TEXT SHOWN:
[Volunteers] Undisclosed banned discussion topics (was: yum extender)

Heather Stern star at starshine.org
Tue Jul 12 14:21:08 PDT 2005

On Tue, Jul 12, 2005 at 12:25:30AM -0700, William R Ward wrote:
> (Note: All the text I write below in this email is my personal opinion
> and I am not speaking as the VP of SVLUG, or on behalf of Paul.)

The comments I add below are my personal opinion and do not reflect the
rather unknown status I have among a "web team" at the moment (do I have the
power to edit pages?  will someone shoot their mouth off at me if I do?  I
haven't even poked someone in the ribs about his stale CVS lock).  They also
do not reflect any status that I happen to have with SVLUG's parent entity.
> Rick Moen writes:
> >Quoting William R Ward (bill at svlug.org):
> >
> >> If you would like to suggest some changes I think it would be entirely
> >> appropriate for you to post such ideas here or on the officers list.

GIVEN TASK A: Copy the rows word for word, from the first row through the row containing "main-paragraph <box>417 759 1606 1093</box>".
The mailing list post and the rows come from separate, unrelated sources.

SOURCE MATERIAL:

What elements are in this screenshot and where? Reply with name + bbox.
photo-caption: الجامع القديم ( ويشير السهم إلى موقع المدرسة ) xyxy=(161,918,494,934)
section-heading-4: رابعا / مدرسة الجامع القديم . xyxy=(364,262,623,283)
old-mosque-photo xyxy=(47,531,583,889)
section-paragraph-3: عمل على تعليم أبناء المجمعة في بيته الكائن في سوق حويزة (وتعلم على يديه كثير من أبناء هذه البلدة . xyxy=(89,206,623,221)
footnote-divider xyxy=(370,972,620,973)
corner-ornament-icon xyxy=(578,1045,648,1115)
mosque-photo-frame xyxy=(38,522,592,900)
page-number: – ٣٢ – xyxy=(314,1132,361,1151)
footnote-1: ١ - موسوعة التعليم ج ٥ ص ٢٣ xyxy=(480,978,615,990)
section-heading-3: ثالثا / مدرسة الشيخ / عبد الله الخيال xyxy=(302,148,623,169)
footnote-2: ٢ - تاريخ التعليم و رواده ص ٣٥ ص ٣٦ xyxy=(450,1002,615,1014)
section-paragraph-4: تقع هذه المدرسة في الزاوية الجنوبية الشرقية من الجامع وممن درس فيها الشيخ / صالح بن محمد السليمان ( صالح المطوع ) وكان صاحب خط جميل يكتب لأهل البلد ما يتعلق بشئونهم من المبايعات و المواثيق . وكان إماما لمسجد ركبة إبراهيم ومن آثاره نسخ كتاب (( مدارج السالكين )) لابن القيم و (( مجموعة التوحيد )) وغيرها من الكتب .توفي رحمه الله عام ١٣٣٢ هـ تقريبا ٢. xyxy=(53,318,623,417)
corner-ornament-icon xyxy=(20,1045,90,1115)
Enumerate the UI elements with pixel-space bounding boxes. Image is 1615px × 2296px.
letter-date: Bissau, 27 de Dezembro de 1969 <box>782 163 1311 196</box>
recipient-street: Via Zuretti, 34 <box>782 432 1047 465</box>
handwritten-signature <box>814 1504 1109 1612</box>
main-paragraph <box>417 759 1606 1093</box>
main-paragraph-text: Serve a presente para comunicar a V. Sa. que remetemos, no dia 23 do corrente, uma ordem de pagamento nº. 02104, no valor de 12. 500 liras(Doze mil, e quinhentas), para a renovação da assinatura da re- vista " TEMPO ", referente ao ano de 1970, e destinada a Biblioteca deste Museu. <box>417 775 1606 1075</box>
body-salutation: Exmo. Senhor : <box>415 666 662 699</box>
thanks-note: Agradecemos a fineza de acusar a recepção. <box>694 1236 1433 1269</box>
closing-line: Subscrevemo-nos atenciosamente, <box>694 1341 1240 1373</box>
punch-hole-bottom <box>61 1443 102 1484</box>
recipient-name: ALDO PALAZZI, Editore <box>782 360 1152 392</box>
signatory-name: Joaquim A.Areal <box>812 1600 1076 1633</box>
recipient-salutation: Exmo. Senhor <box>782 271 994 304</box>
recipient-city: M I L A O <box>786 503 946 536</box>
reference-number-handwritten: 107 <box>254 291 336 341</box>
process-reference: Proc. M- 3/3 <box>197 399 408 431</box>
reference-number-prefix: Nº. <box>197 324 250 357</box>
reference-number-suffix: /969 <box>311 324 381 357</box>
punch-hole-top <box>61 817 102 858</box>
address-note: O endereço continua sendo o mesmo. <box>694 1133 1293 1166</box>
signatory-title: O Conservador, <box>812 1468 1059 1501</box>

GIVEN TASK B: In the mailing list post, William R Ward says he is not speaking as the VP of which organization?

FULL SOLUTION A:
What elements are in this screenshot and where? Reply with name + bbox.
photo-caption: الجامع القديم ( ويشير السهم إلى موقع المدرسة ) xyxy=(161,918,494,934)
section-heading-4: رابعا / مدرسة الجامع القديم . xyxy=(364,262,623,283)
old-mosque-photo xyxy=(47,531,583,889)
section-paragraph-3: عمل على تعليم أبناء المجمعة في بيته الكائن في سوق حويزة (وتعلم على يديه كثير من أبناء هذه البلدة . xyxy=(89,206,623,221)
footnote-divider xyxy=(370,972,620,973)
corner-ornament-icon xyxy=(578,1045,648,1115)
mosque-photo-frame xyxy=(38,522,592,900)
page-number: – ٣٢ – xyxy=(314,1132,361,1151)
footnote-1: ١ - موسوعة التعليم ج ٥ ص ٢٣ xyxy=(480,978,615,990)
section-heading-3: ثالثا / مدرسة الشيخ / عبد الله الخيال xyxy=(302,148,623,169)
footnote-2: ٢ - تاريخ التعليم و رواده ص ٣٥ ص ٣٦ xyxy=(450,1002,615,1014)
section-paragraph-4: تقع هذه المدرسة في الزاوية الجنوبية الشرقية من الجامع وممن درس فيها الشيخ / صالح بن محمد السليمان ( صالح المطوع ) وكان صاحب خط جميل يكتب لأهل البلد ما يتعلق بشئونهم من المبايعات و المواثيق . وكان إماما لمسجد ركبة إبراهيم ومن آثاره نسخ كتاب (( مدارج السالكين )) لابن القيم و (( مجموعة التوحيد )) وغيرها من الكتب .توفي رحمه الله عام ١٣٣٢ هـ تقريبا ٢. xyxy=(53,318,623,417)
corner-ornament-icon xyxy=(20,1045,90,1115)
Enumerate the UI elements with pixel-space bounding boxes. Image is 1615px × 2296px.
letter-date: Bissau, 27 de Dezembro de 1969 <box>782 163 1311 196</box>
recipient-street: Via Zuretti, 34 <box>782 432 1047 465</box>
handwritten-signature <box>814 1504 1109 1612</box>
main-paragraph <box>417 759 1606 1093</box>

FULL SOLUTION B: SVLUG